### SET PROBLEM
Extract all of the entries and give them again, word for word.

Stored records:
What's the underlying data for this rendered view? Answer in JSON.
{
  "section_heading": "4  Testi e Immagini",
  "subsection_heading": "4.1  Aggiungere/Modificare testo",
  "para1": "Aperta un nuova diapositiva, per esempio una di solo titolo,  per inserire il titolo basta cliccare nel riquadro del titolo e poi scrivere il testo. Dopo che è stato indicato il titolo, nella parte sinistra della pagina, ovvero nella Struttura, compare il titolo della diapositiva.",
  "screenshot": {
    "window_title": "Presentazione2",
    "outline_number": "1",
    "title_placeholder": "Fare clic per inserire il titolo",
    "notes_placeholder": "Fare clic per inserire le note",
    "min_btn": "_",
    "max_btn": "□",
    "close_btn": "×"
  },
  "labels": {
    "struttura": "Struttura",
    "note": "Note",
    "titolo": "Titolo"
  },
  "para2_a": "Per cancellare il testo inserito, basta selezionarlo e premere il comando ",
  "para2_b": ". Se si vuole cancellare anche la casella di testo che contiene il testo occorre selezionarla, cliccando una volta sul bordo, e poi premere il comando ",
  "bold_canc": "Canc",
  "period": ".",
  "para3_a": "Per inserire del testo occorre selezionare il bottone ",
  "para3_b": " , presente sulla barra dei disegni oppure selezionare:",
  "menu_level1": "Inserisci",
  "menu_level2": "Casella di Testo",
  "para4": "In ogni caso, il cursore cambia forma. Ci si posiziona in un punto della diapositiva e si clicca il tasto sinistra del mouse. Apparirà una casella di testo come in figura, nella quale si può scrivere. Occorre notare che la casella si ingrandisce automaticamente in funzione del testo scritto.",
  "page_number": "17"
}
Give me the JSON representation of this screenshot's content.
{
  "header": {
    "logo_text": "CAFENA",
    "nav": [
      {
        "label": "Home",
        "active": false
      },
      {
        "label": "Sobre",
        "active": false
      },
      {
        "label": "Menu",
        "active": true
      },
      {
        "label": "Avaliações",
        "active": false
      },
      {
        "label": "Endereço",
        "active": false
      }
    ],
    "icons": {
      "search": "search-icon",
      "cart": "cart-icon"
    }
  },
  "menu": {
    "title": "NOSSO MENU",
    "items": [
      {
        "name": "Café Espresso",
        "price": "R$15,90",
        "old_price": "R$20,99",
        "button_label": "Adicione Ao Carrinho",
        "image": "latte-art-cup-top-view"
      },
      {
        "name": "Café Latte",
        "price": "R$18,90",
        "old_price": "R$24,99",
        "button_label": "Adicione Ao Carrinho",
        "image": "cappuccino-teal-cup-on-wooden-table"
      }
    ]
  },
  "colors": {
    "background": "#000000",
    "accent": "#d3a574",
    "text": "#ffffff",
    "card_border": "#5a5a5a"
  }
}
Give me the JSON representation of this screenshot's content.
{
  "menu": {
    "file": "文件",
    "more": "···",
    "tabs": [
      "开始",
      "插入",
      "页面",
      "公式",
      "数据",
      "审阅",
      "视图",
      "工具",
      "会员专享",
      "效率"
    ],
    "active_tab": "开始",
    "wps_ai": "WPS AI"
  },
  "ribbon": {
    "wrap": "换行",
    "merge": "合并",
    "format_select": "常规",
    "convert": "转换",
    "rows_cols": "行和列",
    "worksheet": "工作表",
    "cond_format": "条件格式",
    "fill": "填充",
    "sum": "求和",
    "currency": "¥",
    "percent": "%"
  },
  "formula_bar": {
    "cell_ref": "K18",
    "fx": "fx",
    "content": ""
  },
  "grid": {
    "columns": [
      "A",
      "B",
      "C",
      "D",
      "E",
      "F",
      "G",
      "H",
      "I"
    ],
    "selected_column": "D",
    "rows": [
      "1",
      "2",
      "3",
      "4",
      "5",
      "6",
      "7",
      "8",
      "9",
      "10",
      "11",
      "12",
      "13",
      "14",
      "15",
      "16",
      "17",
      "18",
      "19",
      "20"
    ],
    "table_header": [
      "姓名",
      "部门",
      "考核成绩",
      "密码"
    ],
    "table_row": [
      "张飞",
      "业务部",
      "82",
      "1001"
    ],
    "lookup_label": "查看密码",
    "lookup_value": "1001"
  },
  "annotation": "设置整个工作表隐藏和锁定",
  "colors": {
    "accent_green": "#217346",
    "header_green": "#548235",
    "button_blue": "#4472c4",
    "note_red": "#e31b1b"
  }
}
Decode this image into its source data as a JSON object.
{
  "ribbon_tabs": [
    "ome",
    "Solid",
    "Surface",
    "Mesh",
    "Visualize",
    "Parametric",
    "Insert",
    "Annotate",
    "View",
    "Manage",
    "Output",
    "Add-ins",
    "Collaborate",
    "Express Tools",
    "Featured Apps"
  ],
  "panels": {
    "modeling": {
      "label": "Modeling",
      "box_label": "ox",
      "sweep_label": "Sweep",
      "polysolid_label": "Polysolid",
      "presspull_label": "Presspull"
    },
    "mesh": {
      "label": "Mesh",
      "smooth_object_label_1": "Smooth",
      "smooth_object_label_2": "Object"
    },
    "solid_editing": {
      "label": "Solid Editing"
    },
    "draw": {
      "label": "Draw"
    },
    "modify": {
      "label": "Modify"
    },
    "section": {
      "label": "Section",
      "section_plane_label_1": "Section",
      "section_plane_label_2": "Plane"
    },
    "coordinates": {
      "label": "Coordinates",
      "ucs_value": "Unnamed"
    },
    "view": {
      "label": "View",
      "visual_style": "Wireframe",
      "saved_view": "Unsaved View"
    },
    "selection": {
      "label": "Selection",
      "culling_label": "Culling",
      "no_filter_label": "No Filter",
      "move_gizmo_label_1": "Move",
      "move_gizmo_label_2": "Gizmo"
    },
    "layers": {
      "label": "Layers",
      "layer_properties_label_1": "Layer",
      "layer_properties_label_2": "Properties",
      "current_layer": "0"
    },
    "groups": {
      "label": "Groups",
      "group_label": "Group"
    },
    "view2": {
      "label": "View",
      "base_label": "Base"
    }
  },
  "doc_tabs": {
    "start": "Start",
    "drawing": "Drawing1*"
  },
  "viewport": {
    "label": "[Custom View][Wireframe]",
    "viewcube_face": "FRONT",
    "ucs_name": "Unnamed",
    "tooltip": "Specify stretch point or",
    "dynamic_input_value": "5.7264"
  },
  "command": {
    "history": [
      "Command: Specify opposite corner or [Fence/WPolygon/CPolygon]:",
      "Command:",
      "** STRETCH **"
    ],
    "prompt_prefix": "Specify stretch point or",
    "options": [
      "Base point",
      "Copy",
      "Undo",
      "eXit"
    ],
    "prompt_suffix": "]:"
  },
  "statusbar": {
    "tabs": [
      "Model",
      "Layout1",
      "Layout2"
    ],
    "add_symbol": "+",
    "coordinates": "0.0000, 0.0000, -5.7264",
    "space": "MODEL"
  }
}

### REPLY
What's the underlying data for this rendered view? Answer in JSON.
{
  "section_heading": "4  Testi e Immagini",
  "subsection_heading": "4.1  Aggiungere/Modificare testo",
  "para1": "Aperta un nuova diapositiva, per esempio una di solo titolo,  per inserire il titolo basta cliccare nel riquadro del titolo e poi scrivere il testo. Dopo che è stato indicato il titolo, nella parte sinistra della pagina, ovvero nella Struttura, compare il titolo della diapositiva.",
  "screenshot": {
    "window_title": "Presentazione2",
    "outline_number": "1",
    "title_placeholder": "Fare clic per inserire il titolo",
    "notes_placeholder": "Fare clic per inserire le note",
    "min_btn": "_",
    "max_btn": "□",
    "close_btn": "×"
  },
  "labels": {
    "struttura": "Struttura",
    "note": "Note",
    "titolo": "Titolo"
  },
  "para2_a": "Per cancellare il testo inserito, basta selezionarlo e premere il comando ",
  "para2_b": ". Se si vuole cancellare anche la casella di testo che contiene il testo occorre selezionarla, cliccando una volta sul bordo, e poi premere il comando ",
  "bold_canc": "Canc",
  "period": ".",
  "para3_a": "Per inserire del testo occorre selezionare il bottone ",
  "para3_b": " , presente sulla barra dei disegni oppure selezionare:",
  "menu_level1": "Inserisci",
  "menu_level2": "Casella di Testo",
  "para4": "In ogni caso, il cursore cambia forma. Ci si posiziona in un punto della diapositiva e si clicca il tasto sinistra del mouse. Apparirà una casella di testo come in figura, nella quale si può scrivere. Occorre notare che la casella si ingrandisce automaticamente in funzione del testo scritto.",
  "page_number": "17"
}
Give me the JSON representation of this screenshot's content.
{
  "header": {
    "logo_text": "CAFENA",
    "nav": [
      {
        "label": "Home",
        "active": false
      },
      {
        "label": "Sobre",
        "active": false
      },
      {
        "label": "Menu",
        "active": true
      },
      {
        "label": "Avaliações",
        "active": false
      },
      {
        "label": "Endereço",
        "active": false
      }
    ],
    "icons": {
      "search": "search-icon",
      "cart": "cart-icon"
    }
  },
  "menu": {
    "title": "NOSSO MENU",
    "items": [
      {
        "name": "Café Espresso",
        "price": "R$15,90",
        "old_price": "R$20,99",
        "button_label": "Adicione Ao Carrinho",
        "image": "latte-art-cup-top-view"
      },
      {
        "name": "Café Latte",
        "price": "R$18,90",
        "old_price": "R$24,99",
        "button_label": "Adicione Ao Carrinho",
        "image": "cappuccino-teal-cup-on-wooden-table"
      }
    ]
  },
  "colors": {
    "background": "#000000",
    "accent": "#d3a574",
    "text": "#ffffff",
    "card_border": "#5a5a5a"
  }
}
Give me the JSON representation of this screenshot's content.
{
  "menu": {
    "file": "文件",
    "more": "···",
    "tabs": [
      "开始",
      "插入",
      "页面",
      "公式",
      "数据",
      "审阅",
      "视图",
      "工具",
      "会员专享",
      "效率"
    ],
    "active_tab": "开始",
    "wps_ai": "WPS AI"
  },
  "ribbon": {
    "wrap": "换行",
    "merge": "合并",
    "format_select": "常规",
    "convert": "转换",
    "rows_cols": "行和列",
    "worksheet": "工作表",
    "cond_format": "条件格式",
    "fill": "填充",
    "sum": "求和",
    "currency": "¥",
    "percent": "%"
  },
  "formula_bar": {
    "cell_ref": "K18",
    "fx": "fx",
    "content": ""
  },
  "grid": {
    "columns": [
      "A",
      "B",
      "C",
      "D",
      "E",
      "F",
      "G",
      "H",
      "I"
    ],
    "selected_column": "D",
    "rows": [
      "1",
      "2",
      "3",
      "4",
      "5",
      "6",
      "7",
      "8",
      "9",
      "10",
      "11",
      "12",
      "13",
      "14",
      "15",
      "16",
      "17",
      "18",
      "19",
      "20"
    ],
    "table_header": [
      "姓名",
      "部门",
      "考核成绩",
      "密码"
    ],
    "table_row": [
      "张飞",
      "业务部",
      "82",
      "1001"
    ],
    "lookup_label": "查看密码",
    "lookup_value": "1001"
  },
  "annotation": "设置整个工作表隐藏和锁定",
  "colors": {
    "accent_green": "#217346",
    "header_green": "#548235",
    "button_blue": "#4472c4",
    "note_red": "#e31b1b"
  }
}
Decode this image into its source data as a JSON object.
{
  "ribbon_tabs": [
    "ome",
    "Solid",
    "Surface",
    "Mesh",
    "Visualize",
    "Parametric",
    "Insert",
    "Annotate",
    "View",
    "Manage",
    "Output",
    "Add-ins",
    "Collaborate",
    "Express Tools",
    "Featured Apps"
  ],
  "panels": {
    "modeling": {
      "label": "Modeling",
      "box_label": "ox",
      "sweep_label": "Sweep",
      "polysolid_label": "Polysolid",
      "presspull_label": "Presspull"
    },
    "mesh": {
      "label": "Mesh",
      "smooth_object_label_1": "Smooth",
      "smooth_object_label_2": "Object"
    },
    "solid_editing": {
      "label": "Solid Editing"
    },
    "draw": {
      "label": "Draw"
    },
    "modify": {
      "label": "Modify"
    },
    "section": {
      "label": "Section",
      "section_plane_label_1": "Section",
      "section_plane_label_2": "Plane"
    },
    "coordinates": {
      "label": "Coordinates",
      "ucs_value": "Unnamed"
    },
    "view": {
      "label": "View",
      "visual_style": "Wireframe",
      "saved_view": "Unsaved View"
    },
    "selection": {
      "label": "Selection",
      "culling_label": "Culling",
      "no_filter_label": "No Filter",
      "move_gizmo_label_1": "Move",
      "move_gizmo_label_2": "Gizmo"
    },
    "layers": {
      "label": "Layers",
      "layer_properties_label_1": "Layer",
      "layer_properties_label_2": "Properties",
      "current_layer": "0"
    },
    "groups": {
      "label": "Groups",
      "group_label": "Group"
    },
    "view2": {
      "label": "View",
      "base_label": "Base"
    }
  },
  "doc_tabs": {
    "start": "Start",
    "drawing": "Drawing1*"
  },
  "viewport": {
    "label": "[Custom View][Wireframe]",
    "viewcube_face": "FRONT",
    "ucs_name": "Unnamed",
    "tooltip": "Specify stretch point or",
    "dynamic_input_value": "5.7264"
  },
  "command": {
    "history": [
      "Command: Specify opposite corner or [Fence/WPolygon/CPolygon]:",
      "Command:",
      "** STRETCH **"
    ],
    "prompt_prefix": "Specify stretch point or",
    "options": [
      "Base point",
      "Copy",
      "Undo",
      "eXit"
    ],
    "prompt_suffix": "]:"
  },
  "statusbar": {
    "tabs": [
      "Model",
      "Layout1",
      "Layout2"
    ],
    "add_symbol": "+",
    "coordinates": "0.0000, 0.0000, -5.7264",
    "space": "MODEL"
  }
}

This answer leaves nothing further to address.